Exercise |
Where does the string "청약연습" appear? Copy every line of the entries below that holds it.

[Stored dataset items]
--- start ---
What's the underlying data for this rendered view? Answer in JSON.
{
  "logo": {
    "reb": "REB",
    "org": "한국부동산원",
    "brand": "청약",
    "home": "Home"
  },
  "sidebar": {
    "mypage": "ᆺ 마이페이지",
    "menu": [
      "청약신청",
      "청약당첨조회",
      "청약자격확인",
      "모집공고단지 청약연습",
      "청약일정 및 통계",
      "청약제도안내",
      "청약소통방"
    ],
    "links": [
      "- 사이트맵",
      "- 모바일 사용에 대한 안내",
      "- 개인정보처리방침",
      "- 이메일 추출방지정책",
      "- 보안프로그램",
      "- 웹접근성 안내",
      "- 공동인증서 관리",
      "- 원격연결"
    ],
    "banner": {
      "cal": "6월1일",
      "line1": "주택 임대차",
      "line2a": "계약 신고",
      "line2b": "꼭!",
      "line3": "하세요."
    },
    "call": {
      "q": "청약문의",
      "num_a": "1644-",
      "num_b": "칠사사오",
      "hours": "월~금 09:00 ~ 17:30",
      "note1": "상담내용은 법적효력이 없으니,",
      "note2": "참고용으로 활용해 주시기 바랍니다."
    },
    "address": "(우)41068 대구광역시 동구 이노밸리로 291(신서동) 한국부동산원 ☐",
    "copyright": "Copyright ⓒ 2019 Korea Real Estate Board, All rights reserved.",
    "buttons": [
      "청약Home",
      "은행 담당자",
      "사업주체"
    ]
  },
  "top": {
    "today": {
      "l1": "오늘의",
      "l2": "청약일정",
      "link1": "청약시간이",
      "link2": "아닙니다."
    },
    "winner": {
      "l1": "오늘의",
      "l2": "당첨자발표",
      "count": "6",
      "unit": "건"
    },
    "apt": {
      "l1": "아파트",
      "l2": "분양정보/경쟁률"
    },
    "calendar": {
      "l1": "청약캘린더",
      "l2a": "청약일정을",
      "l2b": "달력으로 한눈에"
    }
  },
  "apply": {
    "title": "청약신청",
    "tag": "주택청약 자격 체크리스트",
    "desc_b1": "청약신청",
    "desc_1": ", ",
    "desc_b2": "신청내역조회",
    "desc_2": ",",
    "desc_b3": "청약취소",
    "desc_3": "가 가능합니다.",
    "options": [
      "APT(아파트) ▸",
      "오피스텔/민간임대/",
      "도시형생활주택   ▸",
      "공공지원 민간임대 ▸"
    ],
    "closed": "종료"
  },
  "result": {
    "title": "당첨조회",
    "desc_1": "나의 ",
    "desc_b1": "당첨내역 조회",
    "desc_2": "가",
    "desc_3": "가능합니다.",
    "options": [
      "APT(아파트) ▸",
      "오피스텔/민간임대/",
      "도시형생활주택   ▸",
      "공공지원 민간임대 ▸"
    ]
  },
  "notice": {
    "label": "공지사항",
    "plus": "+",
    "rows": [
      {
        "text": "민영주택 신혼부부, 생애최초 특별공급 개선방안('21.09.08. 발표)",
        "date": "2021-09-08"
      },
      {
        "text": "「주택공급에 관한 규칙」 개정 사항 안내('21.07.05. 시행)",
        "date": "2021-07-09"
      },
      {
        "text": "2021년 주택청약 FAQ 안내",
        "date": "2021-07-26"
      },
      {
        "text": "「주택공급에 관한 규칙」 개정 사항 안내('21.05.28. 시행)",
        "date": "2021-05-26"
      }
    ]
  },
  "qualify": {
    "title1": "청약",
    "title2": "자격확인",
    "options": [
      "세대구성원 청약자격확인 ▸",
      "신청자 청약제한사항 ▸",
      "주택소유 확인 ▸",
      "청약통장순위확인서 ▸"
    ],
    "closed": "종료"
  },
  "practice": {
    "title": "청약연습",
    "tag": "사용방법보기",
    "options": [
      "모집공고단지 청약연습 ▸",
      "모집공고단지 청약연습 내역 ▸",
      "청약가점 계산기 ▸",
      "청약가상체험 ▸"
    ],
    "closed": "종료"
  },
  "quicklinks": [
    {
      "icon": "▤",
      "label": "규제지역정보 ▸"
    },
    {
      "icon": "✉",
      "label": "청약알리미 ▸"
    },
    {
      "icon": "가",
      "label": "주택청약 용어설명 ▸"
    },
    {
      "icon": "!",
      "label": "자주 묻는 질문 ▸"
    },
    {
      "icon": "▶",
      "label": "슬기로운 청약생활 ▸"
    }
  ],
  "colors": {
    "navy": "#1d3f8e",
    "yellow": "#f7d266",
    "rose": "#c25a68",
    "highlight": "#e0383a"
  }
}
--- end ---
--- start ---
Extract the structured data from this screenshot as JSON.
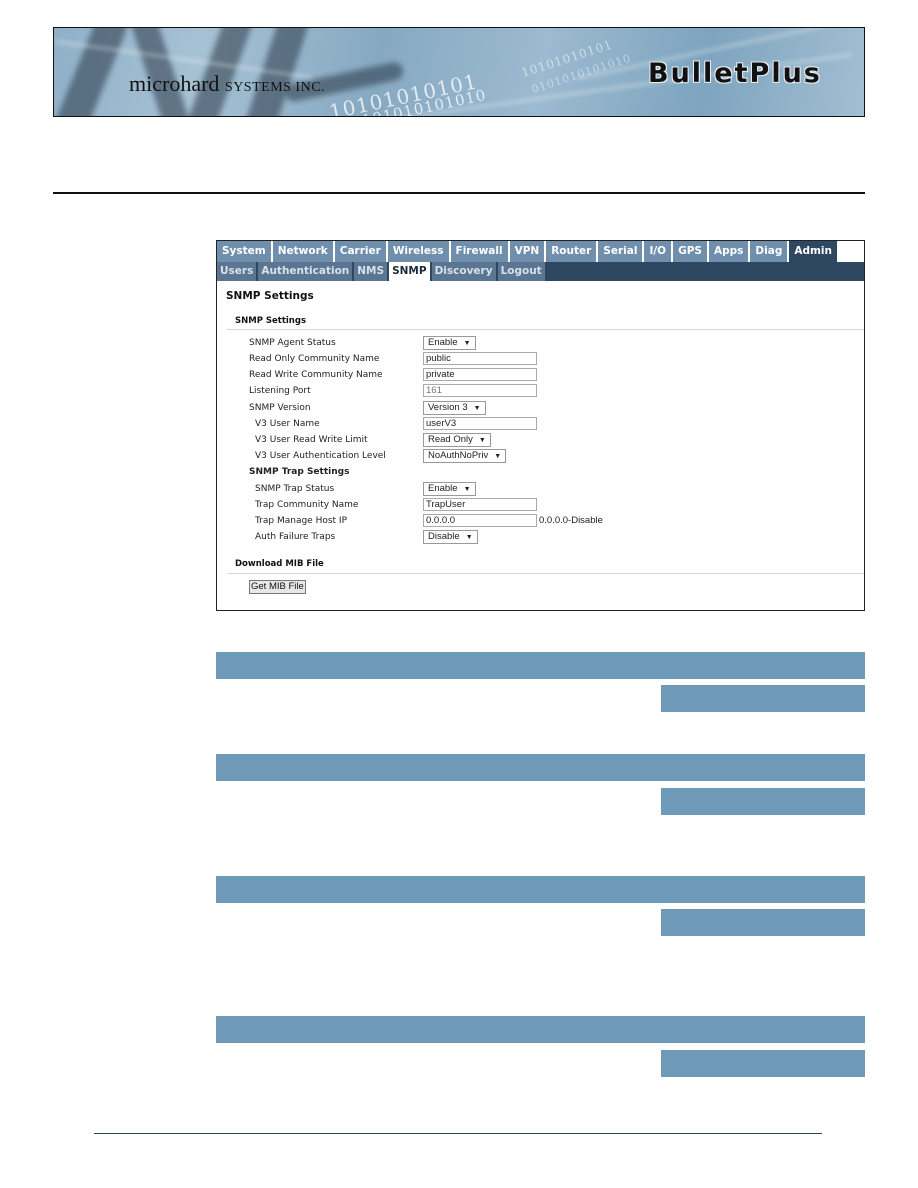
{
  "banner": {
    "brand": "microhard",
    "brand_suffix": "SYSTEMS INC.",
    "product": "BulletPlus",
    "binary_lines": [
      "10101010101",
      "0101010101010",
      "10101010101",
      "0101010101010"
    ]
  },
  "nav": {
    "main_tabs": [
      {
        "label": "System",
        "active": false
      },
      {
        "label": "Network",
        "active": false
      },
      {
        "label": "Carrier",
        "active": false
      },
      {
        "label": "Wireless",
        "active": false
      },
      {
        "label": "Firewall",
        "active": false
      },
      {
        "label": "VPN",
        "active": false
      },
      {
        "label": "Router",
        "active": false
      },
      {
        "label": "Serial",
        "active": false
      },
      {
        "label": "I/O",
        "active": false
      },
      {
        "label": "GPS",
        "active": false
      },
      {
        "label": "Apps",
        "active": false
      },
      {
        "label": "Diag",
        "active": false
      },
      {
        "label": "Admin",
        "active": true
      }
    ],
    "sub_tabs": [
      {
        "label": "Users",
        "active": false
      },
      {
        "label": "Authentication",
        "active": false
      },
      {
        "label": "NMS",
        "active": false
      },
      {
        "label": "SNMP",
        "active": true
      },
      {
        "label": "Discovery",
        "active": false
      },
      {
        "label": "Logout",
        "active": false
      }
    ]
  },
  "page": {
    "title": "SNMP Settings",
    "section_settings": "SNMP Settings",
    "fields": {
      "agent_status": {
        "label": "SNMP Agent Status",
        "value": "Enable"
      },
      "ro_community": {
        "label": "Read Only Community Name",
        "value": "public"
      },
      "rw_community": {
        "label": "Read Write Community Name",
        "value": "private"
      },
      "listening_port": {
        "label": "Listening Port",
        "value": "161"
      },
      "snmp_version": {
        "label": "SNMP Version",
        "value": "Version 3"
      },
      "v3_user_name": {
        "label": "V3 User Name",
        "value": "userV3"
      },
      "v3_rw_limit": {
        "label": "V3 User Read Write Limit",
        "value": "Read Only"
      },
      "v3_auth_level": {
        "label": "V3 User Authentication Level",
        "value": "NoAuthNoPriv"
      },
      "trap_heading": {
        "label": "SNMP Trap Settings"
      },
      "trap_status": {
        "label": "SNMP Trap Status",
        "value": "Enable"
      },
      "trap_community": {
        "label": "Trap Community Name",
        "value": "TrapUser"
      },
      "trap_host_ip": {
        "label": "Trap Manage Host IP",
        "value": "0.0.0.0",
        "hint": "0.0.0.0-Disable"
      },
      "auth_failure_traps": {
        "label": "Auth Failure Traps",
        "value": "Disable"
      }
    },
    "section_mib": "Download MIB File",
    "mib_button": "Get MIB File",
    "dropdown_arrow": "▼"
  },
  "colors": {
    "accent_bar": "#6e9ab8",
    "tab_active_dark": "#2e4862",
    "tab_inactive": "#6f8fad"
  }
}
--- end ---
Expected output |
      "모집공고단지 청약연습",
    "title": "청약연습",
      "모집공고단지 청약연습 ▸",
      "모집공고단지 청약연습 내역 ▸",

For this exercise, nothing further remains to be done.